__Extracted records__.
..............................
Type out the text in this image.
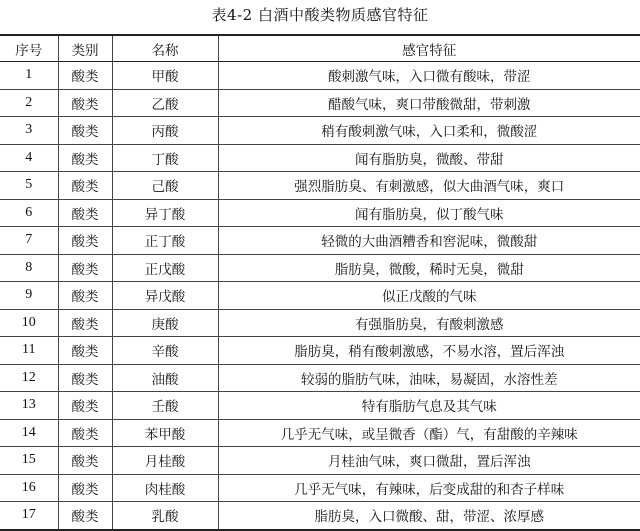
表4-2 白酒中酸类物质感官特征
序号	类别	名称	感官特征
1	酸类	甲酸	酸刺激气味，入口微有酸味，带涩
2	酸类	乙酸	醋酸气味，爽口带酸微甜，带刺激
3	酸类	丙酸	稍有酸刺激气味，入口柔和，微酸涩
4	酸类	丁酸	闻有脂肪臭，微酸、带甜
5	酸类	己酸	强烈脂肪臭、有刺激感，似大曲酒气味，爽口
6	酸类	异丁酸	闻有脂肪臭，似丁酸气味
7	酸类	正丁酸	轻微的大曲酒糟香和窖泥味，微酸甜
8	酸类	正戊酸	脂肪臭，微酸，稀时无臭，微甜
9	酸类	异戊酸	似正戊酸的气味
10	酸类	庚酸	有强脂肪臭，有酸刺激感
11	酸类	辛酸	脂肪臭，稍有酸刺激感，不易水溶，置后浑浊
12	酸类	油酸	较弱的脂肪气味，油味，易凝固，水溶性差
13	酸类	壬酸	特有脂肪气息及其气味
14	酸类	苯甲酸	几乎无气味，或呈微香（酯）气，有甜酸的辛辣味
15	酸类	月桂酸	月桂油气味，爽口微甜，置后浑浊
16	酸类	肉桂酸	几乎无气味，有辣味，后变成甜的和杏子样味
17	酸类	乳酸	脂肪臭，入口微酸、甜，带涩、浓厚感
..............................
__Work to do__.
Working from the lines above, reproduce the material exactly and exclude its pictures.

__Final result__.
Type out the text in this image.
表4-2 白酒中酸类物质感官特征
序号	类别	名称	感官特征
1	酸类	甲酸	酸刺激气味，入口微有酸味，带涩
2	酸类	乙酸	醋酸气味，爽口带酸微甜，带刺激
3	酸类	丙酸	稍有酸刺激气味，入口柔和，微酸涩
4	酸类	丁酸	闻有脂肪臭，微酸、带甜
5	酸类	己酸	强烈脂肪臭、有刺激感，似大曲酒气味，爽口
6	酸类	异丁酸	闻有脂肪臭，似丁酸气味
7	酸类	正丁酸	轻微的大曲酒糟香和窖泥味，微酸甜
8	酸类	正戊酸	脂肪臭，微酸，稀时无臭，微甜
9	酸类	异戊酸	似正戊酸的气味
10	酸类	庚酸	有强脂肪臭，有酸刺激感
11	酸类	辛酸	脂肪臭，稍有酸刺激感，不易水溶，置后浑浊
12	酸类	油酸	较弱的脂肪气味，油味，易凝固，水溶性差
13	酸类	壬酸	特有脂肪气息及其气味
14	酸类	苯甲酸	几乎无气味，或呈微香（酯）气，有甜酸的辛辣味
15	酸类	月桂酸	月桂油气味，爽口微甜，置后浑浊
16	酸类	肉桂酸	几乎无气味，有辣味，后变成甜的和杏子样味
17	酸类	乳酸	脂肪臭，入口微酸、甜，带涩、浓厚感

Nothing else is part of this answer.